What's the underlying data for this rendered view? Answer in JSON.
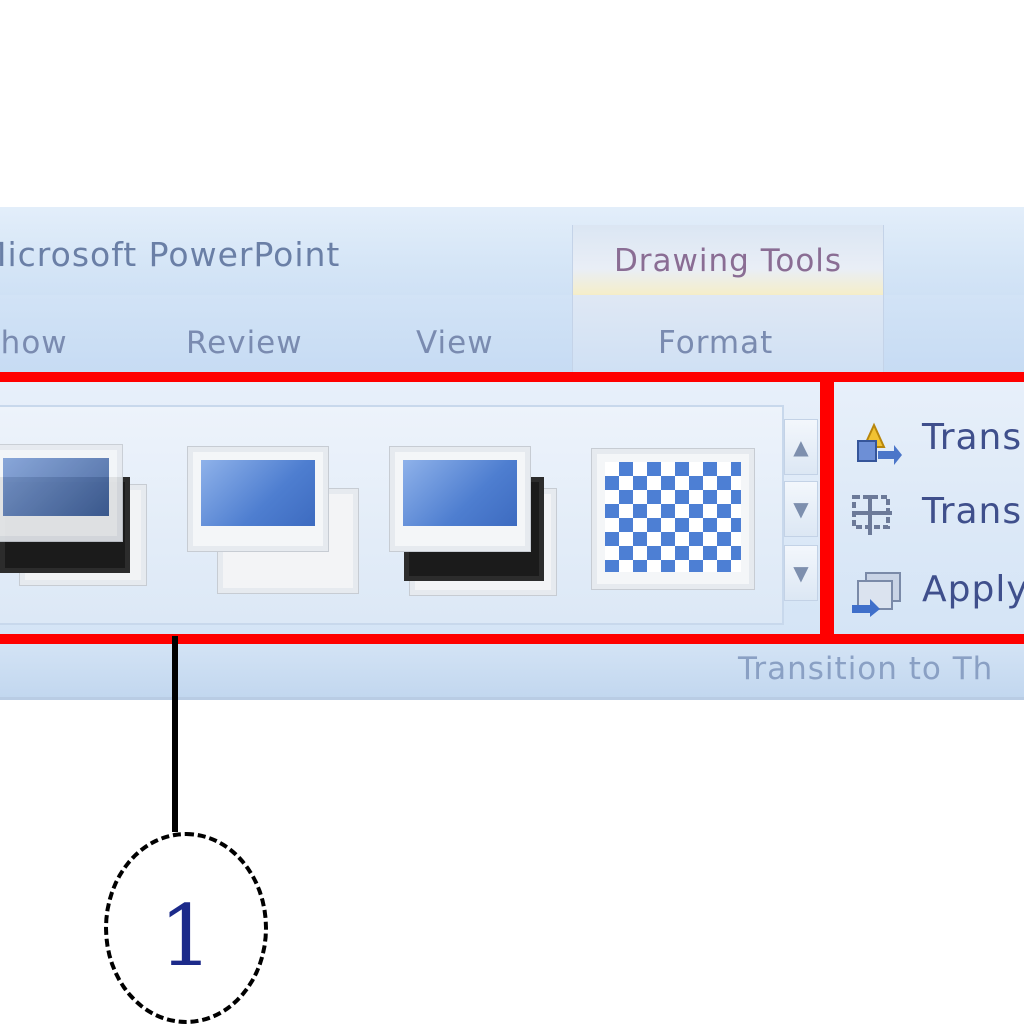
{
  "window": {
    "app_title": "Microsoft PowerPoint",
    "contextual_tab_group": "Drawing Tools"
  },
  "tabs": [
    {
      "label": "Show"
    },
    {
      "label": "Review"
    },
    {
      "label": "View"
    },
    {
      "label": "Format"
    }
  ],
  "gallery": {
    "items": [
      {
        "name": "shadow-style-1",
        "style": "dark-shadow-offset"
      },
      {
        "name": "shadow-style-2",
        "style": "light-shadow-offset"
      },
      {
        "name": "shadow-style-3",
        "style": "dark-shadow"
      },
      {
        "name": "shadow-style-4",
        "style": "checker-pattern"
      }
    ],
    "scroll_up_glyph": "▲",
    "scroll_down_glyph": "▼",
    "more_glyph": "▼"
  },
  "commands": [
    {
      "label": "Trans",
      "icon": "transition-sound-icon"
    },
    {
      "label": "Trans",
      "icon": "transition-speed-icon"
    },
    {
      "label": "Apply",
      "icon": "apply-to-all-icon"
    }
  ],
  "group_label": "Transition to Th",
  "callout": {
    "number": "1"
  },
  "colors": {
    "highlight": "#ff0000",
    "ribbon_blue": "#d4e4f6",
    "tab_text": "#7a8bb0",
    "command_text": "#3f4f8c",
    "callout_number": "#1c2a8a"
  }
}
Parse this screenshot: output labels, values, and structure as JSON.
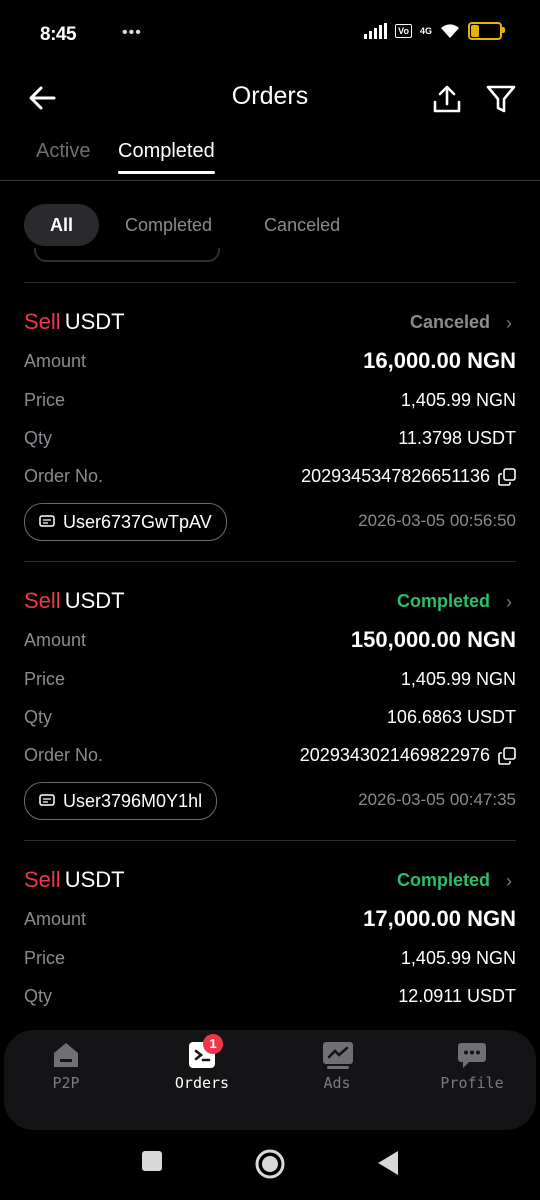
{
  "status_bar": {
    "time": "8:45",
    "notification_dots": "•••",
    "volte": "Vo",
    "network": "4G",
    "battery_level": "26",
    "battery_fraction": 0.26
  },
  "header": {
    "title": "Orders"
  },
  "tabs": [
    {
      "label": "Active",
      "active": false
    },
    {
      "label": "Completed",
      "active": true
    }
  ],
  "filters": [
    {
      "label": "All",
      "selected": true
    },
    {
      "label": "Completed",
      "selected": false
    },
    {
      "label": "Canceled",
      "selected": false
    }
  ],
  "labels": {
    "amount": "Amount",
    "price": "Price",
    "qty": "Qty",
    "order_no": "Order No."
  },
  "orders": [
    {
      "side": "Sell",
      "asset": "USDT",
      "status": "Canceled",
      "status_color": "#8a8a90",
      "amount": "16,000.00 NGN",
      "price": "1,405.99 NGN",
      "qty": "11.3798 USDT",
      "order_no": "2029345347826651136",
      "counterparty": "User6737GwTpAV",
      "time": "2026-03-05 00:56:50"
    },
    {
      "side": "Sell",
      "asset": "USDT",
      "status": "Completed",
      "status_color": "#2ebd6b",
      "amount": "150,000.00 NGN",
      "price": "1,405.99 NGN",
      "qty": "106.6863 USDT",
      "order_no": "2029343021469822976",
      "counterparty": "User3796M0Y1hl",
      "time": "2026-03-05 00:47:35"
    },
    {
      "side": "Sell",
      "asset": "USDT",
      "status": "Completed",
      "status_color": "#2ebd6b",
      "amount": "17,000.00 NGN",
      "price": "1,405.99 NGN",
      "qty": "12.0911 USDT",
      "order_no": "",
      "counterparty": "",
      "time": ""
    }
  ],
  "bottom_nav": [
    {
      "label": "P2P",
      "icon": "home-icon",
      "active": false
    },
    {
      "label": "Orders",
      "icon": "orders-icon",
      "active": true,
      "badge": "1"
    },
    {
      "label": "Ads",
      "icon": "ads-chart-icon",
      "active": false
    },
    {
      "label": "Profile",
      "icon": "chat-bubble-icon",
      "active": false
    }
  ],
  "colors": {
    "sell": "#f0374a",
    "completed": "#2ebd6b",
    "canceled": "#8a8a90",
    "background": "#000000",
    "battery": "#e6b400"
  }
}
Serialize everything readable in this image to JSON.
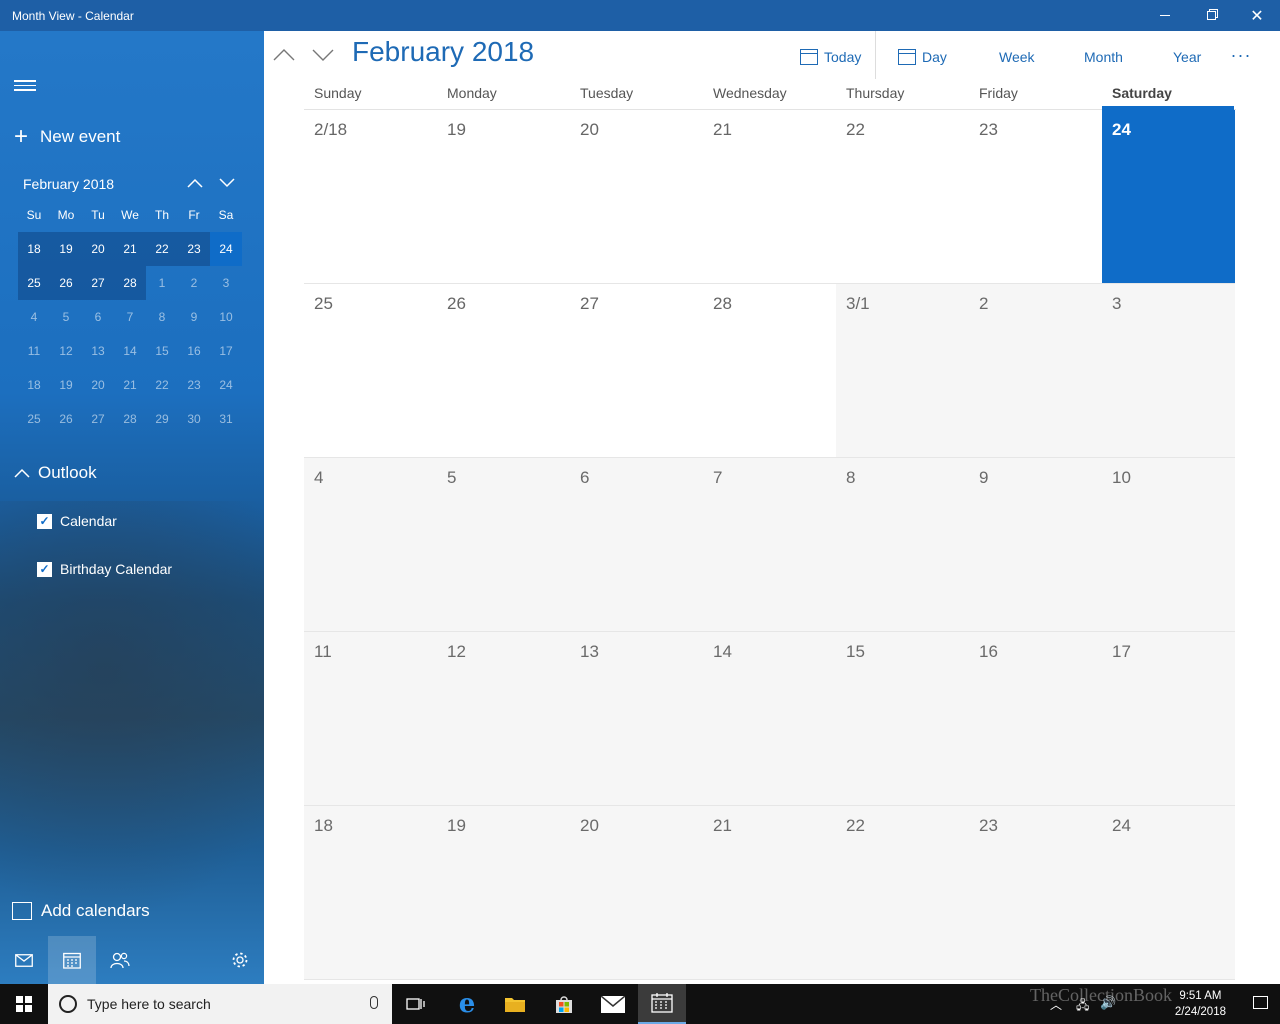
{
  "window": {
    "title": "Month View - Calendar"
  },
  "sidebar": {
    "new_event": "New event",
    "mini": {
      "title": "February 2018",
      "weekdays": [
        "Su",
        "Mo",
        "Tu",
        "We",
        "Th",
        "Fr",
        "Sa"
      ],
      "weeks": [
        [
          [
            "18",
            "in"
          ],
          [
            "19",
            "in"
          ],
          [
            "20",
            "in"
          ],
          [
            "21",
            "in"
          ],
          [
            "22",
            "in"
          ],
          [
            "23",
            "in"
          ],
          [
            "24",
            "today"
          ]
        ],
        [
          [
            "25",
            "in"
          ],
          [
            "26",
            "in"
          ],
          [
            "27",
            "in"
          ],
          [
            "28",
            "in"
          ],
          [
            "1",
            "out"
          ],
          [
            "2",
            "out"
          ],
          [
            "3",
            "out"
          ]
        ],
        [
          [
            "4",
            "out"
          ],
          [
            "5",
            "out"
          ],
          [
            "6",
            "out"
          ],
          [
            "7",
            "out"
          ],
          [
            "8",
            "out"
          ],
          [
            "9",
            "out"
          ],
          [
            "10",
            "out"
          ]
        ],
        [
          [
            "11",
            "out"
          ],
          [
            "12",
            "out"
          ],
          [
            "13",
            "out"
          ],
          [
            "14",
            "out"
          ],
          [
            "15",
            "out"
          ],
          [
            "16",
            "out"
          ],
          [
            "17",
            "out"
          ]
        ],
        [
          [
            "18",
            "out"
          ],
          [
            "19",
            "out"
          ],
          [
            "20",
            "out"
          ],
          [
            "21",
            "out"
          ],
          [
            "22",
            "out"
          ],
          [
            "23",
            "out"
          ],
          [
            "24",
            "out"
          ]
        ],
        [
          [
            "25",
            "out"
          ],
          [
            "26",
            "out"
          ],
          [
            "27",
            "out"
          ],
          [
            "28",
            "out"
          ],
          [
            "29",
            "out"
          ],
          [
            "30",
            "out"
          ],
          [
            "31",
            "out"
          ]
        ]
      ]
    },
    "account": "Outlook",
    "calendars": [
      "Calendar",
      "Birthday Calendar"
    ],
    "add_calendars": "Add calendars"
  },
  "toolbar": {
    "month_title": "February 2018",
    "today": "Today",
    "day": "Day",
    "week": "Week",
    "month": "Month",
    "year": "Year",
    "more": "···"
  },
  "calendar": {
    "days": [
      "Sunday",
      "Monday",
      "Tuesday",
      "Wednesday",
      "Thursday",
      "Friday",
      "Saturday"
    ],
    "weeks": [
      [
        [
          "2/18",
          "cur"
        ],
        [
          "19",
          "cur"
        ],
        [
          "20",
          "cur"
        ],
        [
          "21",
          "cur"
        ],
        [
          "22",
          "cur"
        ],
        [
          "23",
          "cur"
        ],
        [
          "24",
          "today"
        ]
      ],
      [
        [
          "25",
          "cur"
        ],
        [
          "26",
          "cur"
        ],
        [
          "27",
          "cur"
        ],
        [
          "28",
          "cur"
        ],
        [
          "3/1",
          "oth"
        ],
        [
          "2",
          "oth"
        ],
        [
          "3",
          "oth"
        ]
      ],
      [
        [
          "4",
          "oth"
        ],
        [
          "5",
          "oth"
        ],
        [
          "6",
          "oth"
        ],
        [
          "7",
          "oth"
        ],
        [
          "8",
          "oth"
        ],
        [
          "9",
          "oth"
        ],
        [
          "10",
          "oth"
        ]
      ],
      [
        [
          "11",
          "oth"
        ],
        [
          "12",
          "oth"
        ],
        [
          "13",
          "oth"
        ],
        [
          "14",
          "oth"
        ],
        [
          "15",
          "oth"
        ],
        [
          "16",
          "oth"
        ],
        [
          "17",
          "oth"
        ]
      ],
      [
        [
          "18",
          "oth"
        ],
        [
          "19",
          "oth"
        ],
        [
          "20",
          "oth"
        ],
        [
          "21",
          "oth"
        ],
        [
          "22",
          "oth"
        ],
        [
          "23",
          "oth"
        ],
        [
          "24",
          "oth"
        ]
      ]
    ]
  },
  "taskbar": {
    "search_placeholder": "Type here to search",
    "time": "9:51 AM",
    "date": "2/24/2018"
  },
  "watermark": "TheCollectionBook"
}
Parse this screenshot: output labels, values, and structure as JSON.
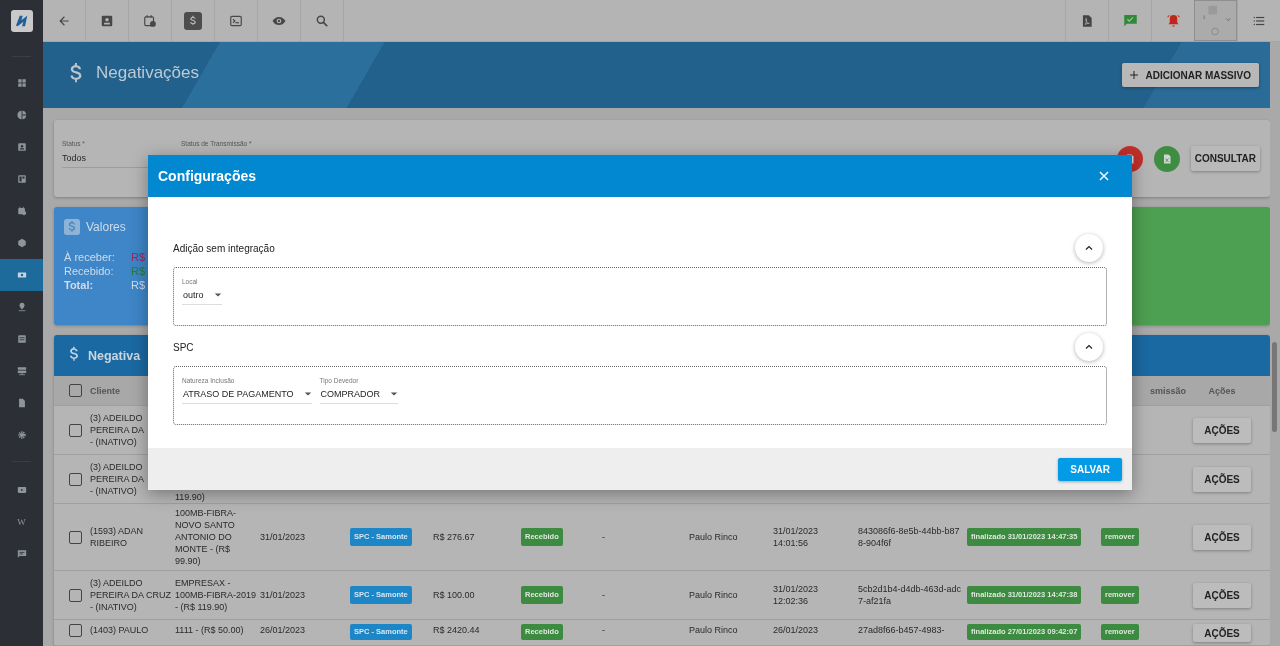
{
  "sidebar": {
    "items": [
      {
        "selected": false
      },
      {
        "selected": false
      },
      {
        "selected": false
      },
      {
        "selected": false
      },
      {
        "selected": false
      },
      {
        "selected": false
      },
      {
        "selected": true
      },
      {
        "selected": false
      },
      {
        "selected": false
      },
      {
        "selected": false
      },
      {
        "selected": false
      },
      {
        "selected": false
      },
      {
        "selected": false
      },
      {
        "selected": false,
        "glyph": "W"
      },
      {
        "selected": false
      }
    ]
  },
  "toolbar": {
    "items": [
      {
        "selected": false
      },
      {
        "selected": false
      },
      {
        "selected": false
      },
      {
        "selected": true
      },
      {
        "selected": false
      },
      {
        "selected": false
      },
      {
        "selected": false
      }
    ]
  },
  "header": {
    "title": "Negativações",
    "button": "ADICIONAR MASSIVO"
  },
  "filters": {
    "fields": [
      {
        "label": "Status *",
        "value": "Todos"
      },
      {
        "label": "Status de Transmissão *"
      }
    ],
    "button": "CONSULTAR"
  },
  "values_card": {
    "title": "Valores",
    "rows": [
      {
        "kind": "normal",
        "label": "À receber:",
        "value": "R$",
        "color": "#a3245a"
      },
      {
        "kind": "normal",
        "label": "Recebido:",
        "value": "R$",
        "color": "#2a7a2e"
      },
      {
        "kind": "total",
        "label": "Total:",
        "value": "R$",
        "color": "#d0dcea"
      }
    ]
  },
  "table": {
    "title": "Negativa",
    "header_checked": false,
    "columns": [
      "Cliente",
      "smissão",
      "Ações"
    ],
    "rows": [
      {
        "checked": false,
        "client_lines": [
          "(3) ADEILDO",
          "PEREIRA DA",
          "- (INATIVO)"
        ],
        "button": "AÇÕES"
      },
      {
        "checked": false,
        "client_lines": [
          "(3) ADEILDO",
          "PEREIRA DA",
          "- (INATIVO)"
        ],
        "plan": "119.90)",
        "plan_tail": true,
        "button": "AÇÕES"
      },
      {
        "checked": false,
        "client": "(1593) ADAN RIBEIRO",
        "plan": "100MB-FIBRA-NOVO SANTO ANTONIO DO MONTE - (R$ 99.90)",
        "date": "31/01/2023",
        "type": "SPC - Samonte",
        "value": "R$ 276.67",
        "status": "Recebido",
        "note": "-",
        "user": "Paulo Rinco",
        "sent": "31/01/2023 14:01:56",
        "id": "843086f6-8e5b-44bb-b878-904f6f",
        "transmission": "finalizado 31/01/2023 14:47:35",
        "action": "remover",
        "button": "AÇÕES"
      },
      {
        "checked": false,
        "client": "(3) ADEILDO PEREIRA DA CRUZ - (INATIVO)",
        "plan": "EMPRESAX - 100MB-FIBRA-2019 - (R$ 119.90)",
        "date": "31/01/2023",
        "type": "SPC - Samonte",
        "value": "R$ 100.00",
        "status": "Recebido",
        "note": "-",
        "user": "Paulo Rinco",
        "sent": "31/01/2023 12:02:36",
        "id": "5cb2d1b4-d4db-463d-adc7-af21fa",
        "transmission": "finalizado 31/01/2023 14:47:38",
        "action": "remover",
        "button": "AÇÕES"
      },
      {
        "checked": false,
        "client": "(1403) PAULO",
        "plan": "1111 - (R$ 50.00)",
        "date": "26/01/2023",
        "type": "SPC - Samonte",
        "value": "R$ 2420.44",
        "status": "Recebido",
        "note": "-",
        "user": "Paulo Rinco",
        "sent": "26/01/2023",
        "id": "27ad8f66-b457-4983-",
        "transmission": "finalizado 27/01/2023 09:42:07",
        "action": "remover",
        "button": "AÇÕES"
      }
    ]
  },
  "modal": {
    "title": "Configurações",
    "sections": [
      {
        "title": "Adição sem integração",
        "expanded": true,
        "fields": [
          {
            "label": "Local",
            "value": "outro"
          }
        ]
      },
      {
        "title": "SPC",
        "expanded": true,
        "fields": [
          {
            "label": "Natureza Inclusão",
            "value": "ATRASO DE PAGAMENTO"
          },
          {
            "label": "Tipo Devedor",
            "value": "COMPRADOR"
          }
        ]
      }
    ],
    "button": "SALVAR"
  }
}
____________________
▶ _WRITTEN PROBLEM_
Search the listing for the string "amount". Copy each line where it turns up.

▶ _WORKED SOLUTION_
    "amount": "Amount",
      "amount": "16,000.00 NGN",
      "amount": "150,000.00 NGN",
      "amount": "17,000.00 NGN",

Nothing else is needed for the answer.